• [EXTRACT TO READ]:

Data Type Conventions
Poor data type choices can have significant impact on a database design and performance. A best practice is to right size the data type by understanding the data.
Table of contents
- Columns and Parameters or Variables Used in JOINs and WHERE Clauses Should Have the Same Data Type
- Using of Deprecated Data Type
- Does not match sysname Column data type
- An Email Address Column Must not Exceed 254 Characters
- A URL Column Must not Exceed 2083 Characters
- Overuse of (n)varchar(MAX)
- Boolean Column Not Using bit
- Using float or real
- Using sql_variant
- Using User-Defined Data Type
- Using datetime Instead of datetimeoffset
- Using datetime or datetime2 Instead of date
- Using datetime or datetime2 Instead of time
- Using money Data Type
- Using varchar Instead of nvarchar for Unicode Data
Columns and Parameters or Variables Used in JOINs and WHERE Clauses Should Have the Same Data Type
Check Id: 61 Not implemented yet. Click here to add the issue if you want to develop and create a pull request.
There are two situations where this is going to hurt performance. When you have a mismatch of data types in a JOIN and a WHERE clause. SQL Server will need to convert one of them to match the others data type. This is called implicit conversion.
What will it hurt
- Indexes will not be used correctly
- Missing index requests will not be logged in the DMV
- Extra CPU cycles are going to be required for the conversion
Using of Deprecated Data Type
Check Id: 62 Not implemented yet. Click here to add the issue if you want to develop and create a pull request.
- Do not use the deprecated data types below.

• [GIVEN REQUEST 1]:
In the listing, swap "row-checkbox" for "select-box" on the lines from the one with "table-row[interactable]: - ⌄ Hol Andoni" up to and including the one with "col-wage[interactable]: Wage bbox=[404, 41, 425, 50]", changing nothing else. Return only those lines.
The page above and the listing below have no connection to each other.

• [DATASET]:

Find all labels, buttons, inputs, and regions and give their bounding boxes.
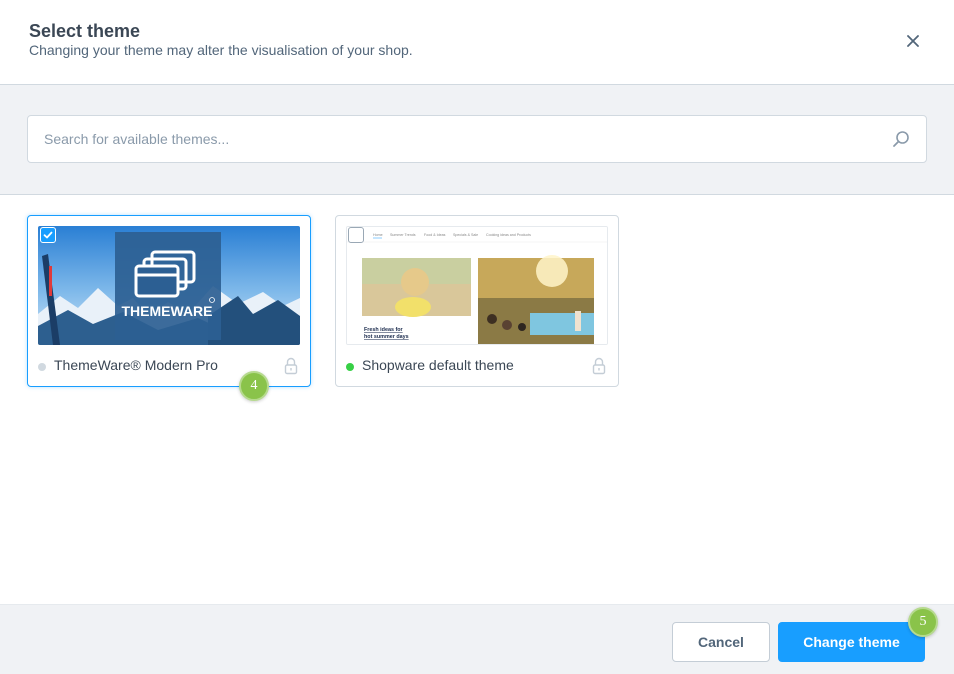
modal-subtitle: Changing your theme may alter the visual… bbox=[29, 42, 413, 58]
theme-card-shopware-default[interactable]: Home Summer Trends Food & Ideas Specials… bbox=[335, 215, 619, 387]
preview-nav-item: Food & Ideas bbox=[424, 233, 446, 237]
theme-card-themeware[interactable]: THEMEWARE ThemeWare® Modern Pro bbox=[27, 215, 311, 387]
theme-select-checkbox[interactable] bbox=[348, 227, 364, 243]
theme-name: Shopware default theme bbox=[362, 357, 514, 373]
lock-icon bbox=[284, 357, 298, 375]
close-icon bbox=[907, 35, 919, 47]
theme-name: ThemeWare® Modern Pro bbox=[54, 357, 218, 373]
check-icon bbox=[43, 231, 53, 239]
search-icon[interactable] bbox=[892, 130, 910, 148]
theme-select-checkbox[interactable] bbox=[40, 227, 56, 243]
lock-icon bbox=[592, 357, 606, 375]
search-input[interactable] bbox=[28, 116, 878, 162]
close-button[interactable] bbox=[900, 28, 926, 54]
preview-nav-item: Specials & Sale bbox=[453, 233, 478, 237]
theme-preview-image: Home Summer Trends Food & Ideas Specials… bbox=[346, 226, 608, 345]
preview-caption: hot summer days bbox=[364, 334, 409, 340]
modal-header: Select theme Changing your theme may alt… bbox=[0, 0, 954, 85]
modal-footer: Cancel Change theme 5 bbox=[0, 604, 954, 674]
theme-grid: THEMEWARE ThemeWare® Modern Pro Home Sum… bbox=[0, 196, 954, 604]
theme-meta: Shopware default theme bbox=[346, 356, 608, 376]
preview-logo-text: THEMEWARE bbox=[122, 303, 213, 319]
search-toolbar bbox=[0, 85, 954, 195]
step-badge: 4 bbox=[239, 371, 269, 401]
step-badge: 5 bbox=[908, 607, 938, 637]
modal-title: Select theme bbox=[29, 21, 141, 41]
preview-nav-item: Home bbox=[373, 233, 383, 237]
search-field bbox=[27, 115, 927, 163]
preview-nav-item: Cooking ideas and Products bbox=[486, 233, 531, 237]
preview-nav-item: Summer Trends bbox=[390, 233, 416, 237]
change-theme-button[interactable]: Change theme bbox=[778, 622, 925, 662]
status-dot bbox=[38, 363, 46, 371]
cancel-button[interactable]: Cancel bbox=[672, 622, 770, 662]
status-dot bbox=[346, 363, 354, 371]
theme-preview-image: THEMEWARE bbox=[38, 226, 300, 345]
preview-caption: Fresh ideas for bbox=[364, 327, 404, 333]
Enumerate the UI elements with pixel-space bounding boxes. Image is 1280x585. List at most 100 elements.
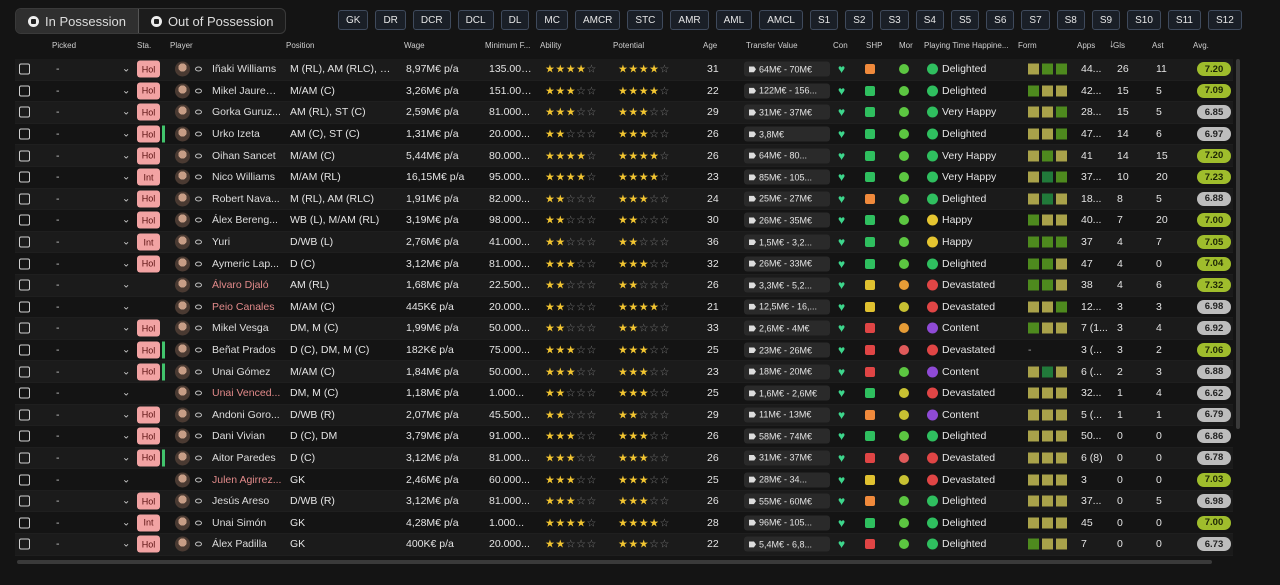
table-row[interactable]: - ⌄ Hol Andoni Goro... D/WB (R) 2,07M€ p/a 45.… bbox=[15, 404, 1233, 427]
row-checkbox[interactable] bbox=[19, 214, 30, 226]
player-name[interactable]: Mikel Jauregi... bbox=[212, 85, 282, 97]
row-checkbox[interactable] bbox=[19, 517, 30, 529]
avatar[interactable] bbox=[175, 277, 190, 293]
avatar[interactable] bbox=[175, 407, 190, 423]
picked-value[interactable]: - bbox=[56, 193, 60, 205]
picked-value[interactable]: - bbox=[56, 301, 60, 313]
col-shp[interactable]: SHP bbox=[866, 41, 882, 50]
row-checkbox[interactable] bbox=[19, 409, 30, 421]
row-checkbox[interactable] bbox=[19, 301, 30, 313]
chevron-down-icon[interactable]: ⌄ bbox=[122, 258, 130, 269]
filter-s3[interactable]: S3 bbox=[880, 10, 909, 30]
row-checkbox[interactable] bbox=[19, 430, 30, 442]
col-age[interactable]: Age bbox=[703, 41, 717, 50]
table-row[interactable]: - ⌄ Hol Gorka Guruz... AM (RL), ST (C) 2,59M€… bbox=[15, 102, 1233, 124]
filter-stc[interactable]: STC bbox=[627, 10, 664, 30]
col-transfer-value[interactable]: Transfer Value bbox=[746, 41, 798, 50]
eye-icon[interactable] bbox=[195, 520, 202, 526]
filter-dr[interactable]: DR bbox=[375, 10, 406, 30]
chevron-down-icon[interactable]: ⌄ bbox=[122, 172, 130, 183]
filter-s1[interactable]: S1 bbox=[810, 10, 839, 30]
avatar[interactable] bbox=[175, 385, 190, 401]
col-wage[interactable]: Wage bbox=[404, 41, 425, 50]
table-row[interactable]: - ⌄ Hol Álex Bereng... WB (L), M/AM (RL) 3,19… bbox=[15, 210, 1233, 232]
eye-icon[interactable] bbox=[195, 153, 202, 159]
filter-dcl[interactable]: DCL bbox=[457, 10, 494, 30]
col-ast[interactable]: Ast bbox=[1152, 41, 1164, 50]
player-name[interactable]: Urko Izeta bbox=[212, 128, 282, 140]
filter-gk[interactable]: GK bbox=[338, 10, 369, 30]
table-row[interactable]: - ⌄ Hol Jesús Areso D/WB (R) 3,12M€ p/a 81.000… bbox=[15, 490, 1233, 513]
col-apps[interactable]: Apps bbox=[1077, 41, 1095, 50]
picked-value[interactable]: - bbox=[56, 430, 60, 442]
eye-icon[interactable] bbox=[195, 412, 202, 418]
row-checkbox[interactable] bbox=[19, 236, 30, 248]
avatar[interactable] bbox=[175, 148, 190, 164]
table-row[interactable]: - ⌄ Hol Unai Gómez M/AM (C) 1,84M€ p/a 50.000.… bbox=[15, 361, 1233, 383]
col-potential[interactable]: Potential bbox=[613, 41, 644, 50]
picked-value[interactable]: - bbox=[56, 236, 60, 248]
table-row[interactable]: - ⌄ Unai Venced... DM, M (C) 1,18M€ p/a 1.000… bbox=[15, 383, 1233, 405]
chevron-down-icon[interactable]: ⌄ bbox=[122, 301, 130, 312]
table-row[interactable]: - ⌄ Hol Dani Vivian D (C), DM 3,79M€ p/a 91.00… bbox=[15, 426, 1233, 448]
eye-icon[interactable] bbox=[195, 390, 202, 396]
eye-icon[interactable] bbox=[195, 239, 202, 245]
player-name[interactable]: Peio Canales bbox=[212, 301, 282, 313]
chevron-down-icon[interactable]: ⌄ bbox=[122, 388, 130, 399]
table-row[interactable]: - ⌄ Hol Robert Nava... M (RL), AM (RLC) 1,91M… bbox=[15, 188, 1233, 211]
avatar[interactable] bbox=[175, 256, 190, 272]
row-checkbox[interactable] bbox=[19, 150, 30, 162]
col-player[interactable]: Player bbox=[170, 41, 193, 50]
avatar[interactable] bbox=[175, 169, 190, 185]
chevron-down-icon[interactable]: ⌄ bbox=[122, 150, 130, 161]
row-checkbox[interactable] bbox=[19, 452, 30, 464]
row-checkbox[interactable] bbox=[19, 128, 30, 140]
picked-value[interactable]: - bbox=[56, 106, 60, 118]
row-checkbox[interactable] bbox=[19, 193, 30, 205]
row-checkbox[interactable] bbox=[19, 322, 30, 334]
filter-s10[interactable]: S10 bbox=[1127, 10, 1161, 30]
col-ability[interactable]: Ability bbox=[540, 41, 561, 50]
avatar[interactable] bbox=[175, 61, 190, 77]
vertical-scrollbar[interactable] bbox=[1236, 59, 1240, 429]
table-row[interactable]: - ⌄ Julen Agirrez... GK 2,46M€ p/a 60.000... ★… bbox=[15, 469, 1233, 491]
chevron-down-icon[interactable]: ⌄ bbox=[122, 107, 130, 118]
eye-icon[interactable] bbox=[195, 455, 202, 461]
table-row[interactable]: - ⌄ Int Nico Williams M/AM (RL) 16,15M€ p/a 95… bbox=[15, 167, 1233, 189]
picked-value[interactable]: - bbox=[56, 150, 60, 162]
filter-aml[interactable]: AML bbox=[715, 10, 753, 30]
tab-out-of-possession[interactable]: Out of Possession bbox=[139, 9, 285, 33]
picked-value[interactable]: - bbox=[56, 171, 60, 183]
picked-value[interactable]: - bbox=[56, 452, 60, 464]
table-row[interactable]: - ⌄ Peio Canales M/AM (C) 445K€ p/a 20.000...… bbox=[15, 297, 1233, 319]
row-checkbox[interactable] bbox=[19, 538, 30, 550]
eye-icon[interactable] bbox=[195, 88, 202, 94]
row-checkbox[interactable] bbox=[19, 106, 30, 118]
player-name[interactable]: Oihan Sancet bbox=[212, 150, 282, 162]
player-name[interactable]: Aymeric Lap... bbox=[212, 258, 282, 270]
row-checkbox[interactable] bbox=[19, 387, 30, 399]
player-name[interactable]: Álex Bereng... bbox=[212, 214, 282, 226]
picked-value[interactable]: - bbox=[56, 322, 60, 334]
col-form[interactable]: Form bbox=[1018, 41, 1037, 50]
chevron-down-icon[interactable]: ⌄ bbox=[122, 517, 130, 528]
avatar[interactable] bbox=[175, 320, 190, 336]
row-checkbox[interactable] bbox=[19, 171, 30, 183]
picked-value[interactable]: - bbox=[56, 538, 60, 550]
table-row[interactable]: - ⌄ Hol Álex Padilla GK 400K€ p/a 20.000... ★★☆… bbox=[15, 534, 1233, 556]
filter-dl[interactable]: DL bbox=[500, 10, 530, 30]
row-checkbox[interactable] bbox=[19, 495, 30, 507]
filter-s9[interactable]: S9 bbox=[1091, 10, 1121, 30]
table-row[interactable]: - ⌄ Álvaro Djaló AM (RL) 1,68M€ p/a 22.500...… bbox=[15, 274, 1233, 297]
avatar[interactable] bbox=[175, 191, 190, 207]
avatar[interactable] bbox=[175, 299, 190, 315]
chevron-down-icon[interactable]: ⌄ bbox=[122, 345, 130, 356]
picked-value[interactable]: - bbox=[56, 258, 60, 270]
col-con[interactable]: Con bbox=[833, 41, 848, 50]
table-row[interactable]: - ⌄ Hol Aymeric Lap... D (C) 3,12M€ p/a 81.000… bbox=[15, 253, 1233, 275]
tab-in-possession[interactable]: In Possession bbox=[16, 9, 139, 33]
player-name[interactable]: Mikel Vesga bbox=[212, 322, 282, 334]
chevron-down-icon[interactable]: ⌄ bbox=[122, 474, 130, 485]
picked-value[interactable]: - bbox=[56, 214, 60, 226]
player-name[interactable]: Beñat Prados bbox=[212, 344, 282, 356]
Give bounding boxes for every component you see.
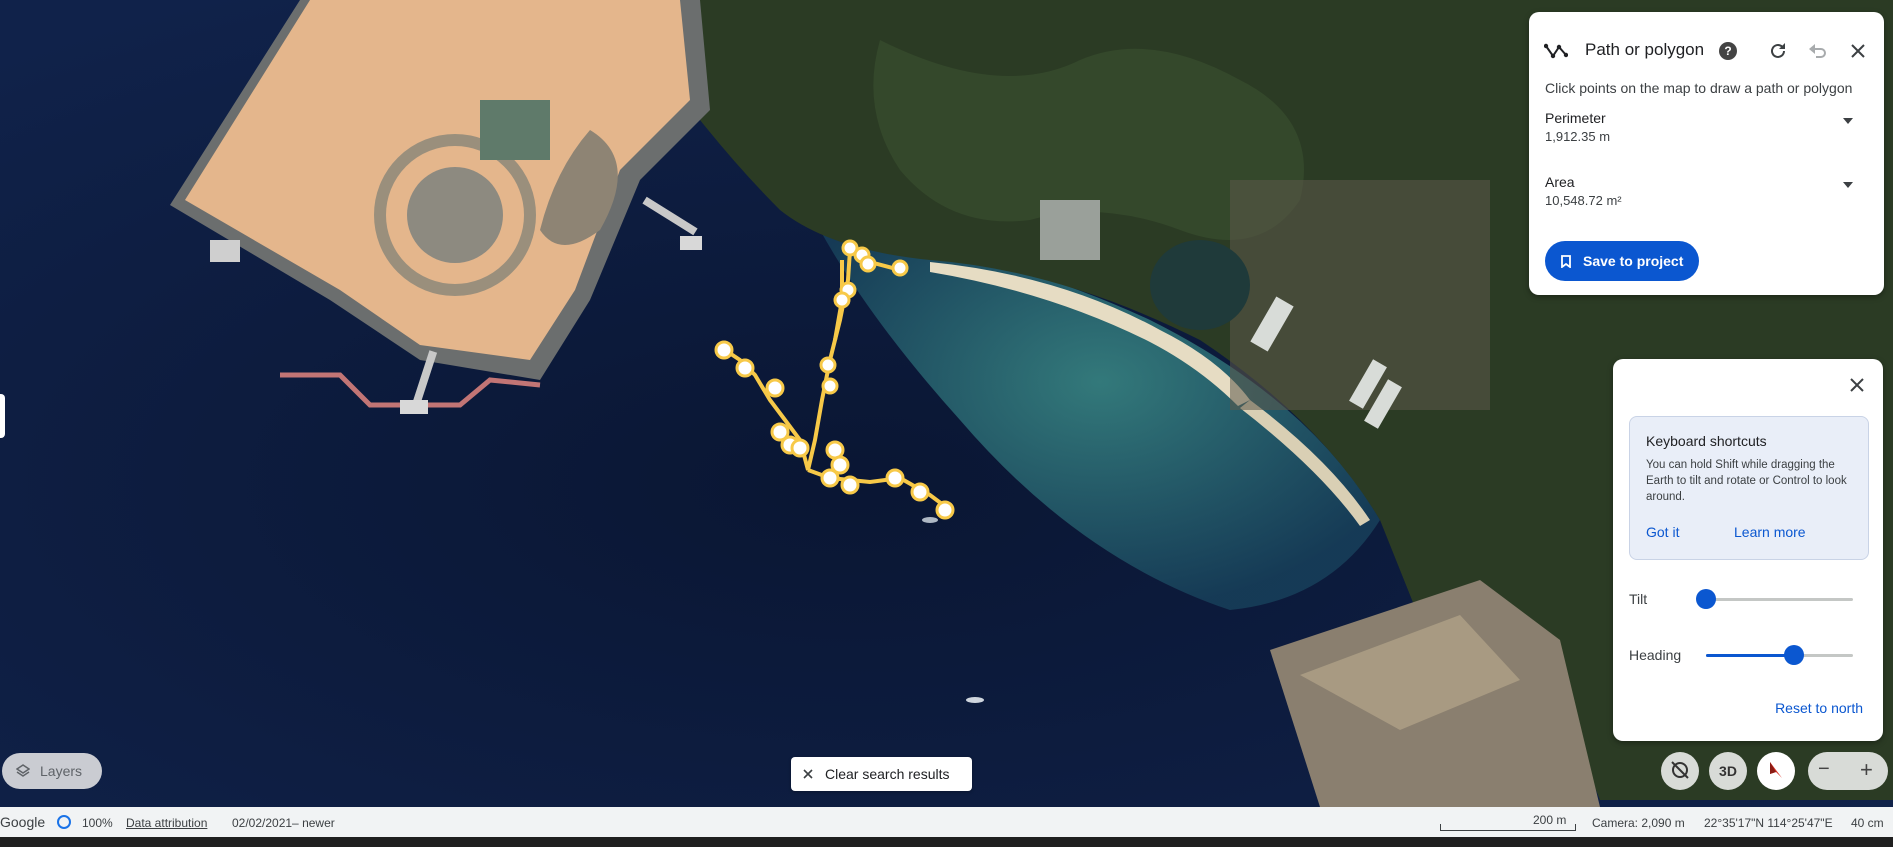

• [GIVEN REQUEST 2]:
Repeat word for word the part of the data type conventions page from "There are two" up to and including "data types below.".

• [CORRECT ANSWER 1]:
table-row[interactable]: - ⌄ Hol Andoni Goro... D/WB (R) 2,07M€ p/a 45.… bbox=[15, 404, 1233, 427]
select-box[interactable] bbox=[19, 214, 30, 226]
player-name[interactable]: Mikel Jauregi... bbox=[212, 85, 282, 97]
select-box[interactable] bbox=[19, 517, 30, 529]
avatar[interactable] bbox=[175, 277, 190, 293]
avatar[interactable] bbox=[175, 407, 190, 423]
picked-value[interactable]: - bbox=[56, 193, 60, 205]
picked-value[interactable]: - bbox=[56, 301, 60, 313]
col-shp[interactable]: SHP bbox=[866, 41, 882, 50]
select-box[interactable] bbox=[19, 409, 30, 421]
select-box[interactable] bbox=[19, 301, 30, 313]
chevron-down-icon[interactable]: ⌄ bbox=[122, 258, 130, 269]
filter-s3[interactable]: S3 bbox=[880, 10, 909, 30]
select-box[interactable] bbox=[19, 430, 30, 442]
col-age[interactable]: Age bbox=[703, 41, 717, 50]
table-row[interactable]: - ⌄ Hol Gorka Guruz... AM (RL), ST (C) 2,59M€… bbox=[15, 102, 1233, 124]
filter-stc[interactable]: STC bbox=[627, 10, 664, 30]
col-transfer-value[interactable]: Transfer Value bbox=[746, 41, 798, 50]
eye-icon[interactable] bbox=[195, 520, 202, 526]
filter-dr[interactable]: DR bbox=[375, 10, 406, 30]
chevron-down-icon[interactable]: ⌄ bbox=[122, 172, 130, 183]
filter-s1[interactable]: S1 bbox=[810, 10, 839, 30]
avatar[interactable] bbox=[175, 385, 190, 401]
col-wage[interactable]: Wage bbox=[404, 41, 425, 50]

• [CORRECT ANSWER 2]:
There are two situations where this is going to hurt performance. When you have a mismatch of data types in a JOIN and a WHERE clause. SQL Server will need to convert one of them to match the others data type. This is called implicit conversion.
What will it hurt
- Indexes will not be used correctly
- Missing index requests will not be logged in the DMV
- Extra CPU cycles are going to be required for the conversion
Using of Deprecated Data Type
Check Id: 62 Not implemented yet. Click here to add the issue if you want to develop and create a pull request.
- Do not use the deprecated data types below.